EXERCÍCIO CURTO A —
Transcreva como uma lista JSON de strings, uma para cada linha e sem linhas em branco, o trecho da listagem que começa no início dela e termina na linha que contém "svg-text:B/W: B/W [590, 189, 615, 204]", incluindo as duas pontas.

TEXTO FORNECIDO —

++++

Diversos pensadores e teóricos da comunicação contemporânea vêm falando sobre o desafio da adaptação do jornalismo à era da internet. Nada mais justo. Em tempos onde cidadãos comuns assumiram o papel de criadores de conteúdo e a web tornou-se o centro do consumo de notícias, os jornalistas estão reinventando o ofício de informar - e também se reinventando ao longo do caminho.
Acontece que, olhando em retrospectiva, você pode perceber que o jornalismo e a tecnologia são parceiros de longa data.
Mais ainda: pode-se dizer que, sem a tecnologia, talvez nem existisse o jornalismo.
Pense nisso: antes dos tipos móveis de Gutenberg, as notícias eram divulgadas de forma oral, quando uma pessoa lia os comunicados da época em voz alta para o público presente em uma praça pública.
Gutenberg veio e possibilitou a impressão dos conteúdos no papel, de forma mecânica, aumentando exponencialmente o alcance do que antes só poderia ser escrito à mão.
Depois veio a invenção da prensa, que exerceu um papel decisivo na expansão do alcance dos periódicos.
Dando saltos maiores no tempo, vieram o rádio, a TV e, por último, a internet. E o jornalismo teve que se adaptar a cada um desses acontecimentos. Ou seja, cada nova tecnologia trouxe junto a adaptação e a expansão do alcance da produção de notícias.
Acontece que a internet representa a maior revolução encarada pelo jornalismo durante toda a sua história. Essa sacudida nas estruturas fez com que os saudosistas se sentissem órfãos dos “tempos de ouro” (o que quer que isso signifique). Mas, como sabiamente observou a pesquisadora da objETHOS, Mariana Nava:
“A verdade é que o mundo mudou e, o quanto antes aceitarmos essa nova realidade, melhor podemos nos adaptar e fazer de agora um novo “período de ouro” dos jornais.”

++++

DADOS EXTRAÍDOS —

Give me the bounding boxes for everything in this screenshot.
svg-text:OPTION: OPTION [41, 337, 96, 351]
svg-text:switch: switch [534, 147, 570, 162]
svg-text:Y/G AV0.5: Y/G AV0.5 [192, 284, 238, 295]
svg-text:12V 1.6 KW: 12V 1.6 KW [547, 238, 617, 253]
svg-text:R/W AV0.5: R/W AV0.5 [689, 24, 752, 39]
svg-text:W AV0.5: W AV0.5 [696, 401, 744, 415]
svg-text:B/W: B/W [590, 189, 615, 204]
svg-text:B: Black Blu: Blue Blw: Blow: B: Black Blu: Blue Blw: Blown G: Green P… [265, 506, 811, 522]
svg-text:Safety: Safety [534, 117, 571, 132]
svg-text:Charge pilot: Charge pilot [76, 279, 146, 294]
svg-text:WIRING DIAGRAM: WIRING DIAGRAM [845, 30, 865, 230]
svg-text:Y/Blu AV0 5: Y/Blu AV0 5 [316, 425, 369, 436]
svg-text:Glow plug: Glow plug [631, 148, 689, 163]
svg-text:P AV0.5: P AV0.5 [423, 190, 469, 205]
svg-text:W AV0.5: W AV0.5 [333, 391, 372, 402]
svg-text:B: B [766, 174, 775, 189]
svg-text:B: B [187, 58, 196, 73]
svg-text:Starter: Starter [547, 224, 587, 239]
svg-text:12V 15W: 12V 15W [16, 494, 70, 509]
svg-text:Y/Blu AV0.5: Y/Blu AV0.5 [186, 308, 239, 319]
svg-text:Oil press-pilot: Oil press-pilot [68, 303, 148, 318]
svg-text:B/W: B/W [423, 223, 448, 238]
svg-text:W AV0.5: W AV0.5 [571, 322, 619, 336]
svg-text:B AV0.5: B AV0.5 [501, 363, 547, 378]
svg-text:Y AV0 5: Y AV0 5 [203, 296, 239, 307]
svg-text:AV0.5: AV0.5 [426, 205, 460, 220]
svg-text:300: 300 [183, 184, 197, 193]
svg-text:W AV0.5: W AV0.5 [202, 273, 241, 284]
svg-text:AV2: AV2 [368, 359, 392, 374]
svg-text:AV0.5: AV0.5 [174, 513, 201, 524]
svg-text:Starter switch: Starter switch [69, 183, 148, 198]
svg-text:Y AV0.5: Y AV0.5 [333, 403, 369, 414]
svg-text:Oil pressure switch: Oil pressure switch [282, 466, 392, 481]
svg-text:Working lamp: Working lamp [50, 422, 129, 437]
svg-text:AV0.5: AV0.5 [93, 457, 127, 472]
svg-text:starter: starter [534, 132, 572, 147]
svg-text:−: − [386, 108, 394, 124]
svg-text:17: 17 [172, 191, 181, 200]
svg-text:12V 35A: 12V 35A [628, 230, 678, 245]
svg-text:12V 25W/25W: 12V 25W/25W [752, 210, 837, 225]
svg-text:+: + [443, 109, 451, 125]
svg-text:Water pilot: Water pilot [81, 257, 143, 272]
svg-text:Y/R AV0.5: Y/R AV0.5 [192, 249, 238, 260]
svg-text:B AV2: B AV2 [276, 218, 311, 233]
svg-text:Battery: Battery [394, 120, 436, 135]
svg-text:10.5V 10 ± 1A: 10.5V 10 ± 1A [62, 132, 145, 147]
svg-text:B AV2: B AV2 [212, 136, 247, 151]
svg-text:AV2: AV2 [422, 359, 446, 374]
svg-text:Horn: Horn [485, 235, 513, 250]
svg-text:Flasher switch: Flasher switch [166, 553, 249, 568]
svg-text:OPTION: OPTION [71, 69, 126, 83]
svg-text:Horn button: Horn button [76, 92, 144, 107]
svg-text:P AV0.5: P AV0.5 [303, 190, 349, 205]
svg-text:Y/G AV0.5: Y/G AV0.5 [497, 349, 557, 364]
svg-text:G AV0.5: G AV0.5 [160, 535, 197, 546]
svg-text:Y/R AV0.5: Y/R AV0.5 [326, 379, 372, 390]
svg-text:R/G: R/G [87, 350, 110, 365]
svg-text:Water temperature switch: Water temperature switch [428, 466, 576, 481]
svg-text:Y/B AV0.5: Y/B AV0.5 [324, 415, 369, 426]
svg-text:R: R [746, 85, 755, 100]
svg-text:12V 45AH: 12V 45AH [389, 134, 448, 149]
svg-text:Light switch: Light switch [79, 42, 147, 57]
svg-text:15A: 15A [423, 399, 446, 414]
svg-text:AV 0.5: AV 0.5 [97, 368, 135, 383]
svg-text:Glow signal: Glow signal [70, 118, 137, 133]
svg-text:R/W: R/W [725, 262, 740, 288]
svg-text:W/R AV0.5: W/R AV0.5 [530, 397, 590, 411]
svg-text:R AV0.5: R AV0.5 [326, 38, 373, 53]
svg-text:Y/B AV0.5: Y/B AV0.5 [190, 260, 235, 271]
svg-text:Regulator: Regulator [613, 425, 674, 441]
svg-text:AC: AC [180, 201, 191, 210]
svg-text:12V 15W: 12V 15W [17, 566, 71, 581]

++++

EXERCÍCIO CURTO B —
No texto sobre jornalismo e tecnologia, como as notícias eram divulgadas antes dos tipos móveis de Gutenberg?

SOLUÇÃO DO EXERCÍCIO A —
[
  "Give me the bounding boxes for everything in this screenshot.",
  "svg-text:OPTION: OPTION [41, 337, 96, 351]",
  "svg-text:switch: switch [534, 147, 570, 162]",
  "svg-text:Y/G AV0.5: Y/G AV0.5 [192, 284, 238, 295]",
  "svg-text:12V 1.6 KW: 12V 1.6 KW [547, 238, 617, 253]",
  "svg-text:R/W AV0.5: R/W AV0.5 [689, 24, 752, 39]",
  "svg-text:W AV0.5: W AV0.5 [696, 401, 744, 415]",
  "svg-text:B/W: B/W [590, 189, 615, 204]"
]

SOLUÇÃO DO EXERCÍCIO B —
De forma oral: uma pessoa lia os comunicados da época em voz alta para o público presente em uma praça pública.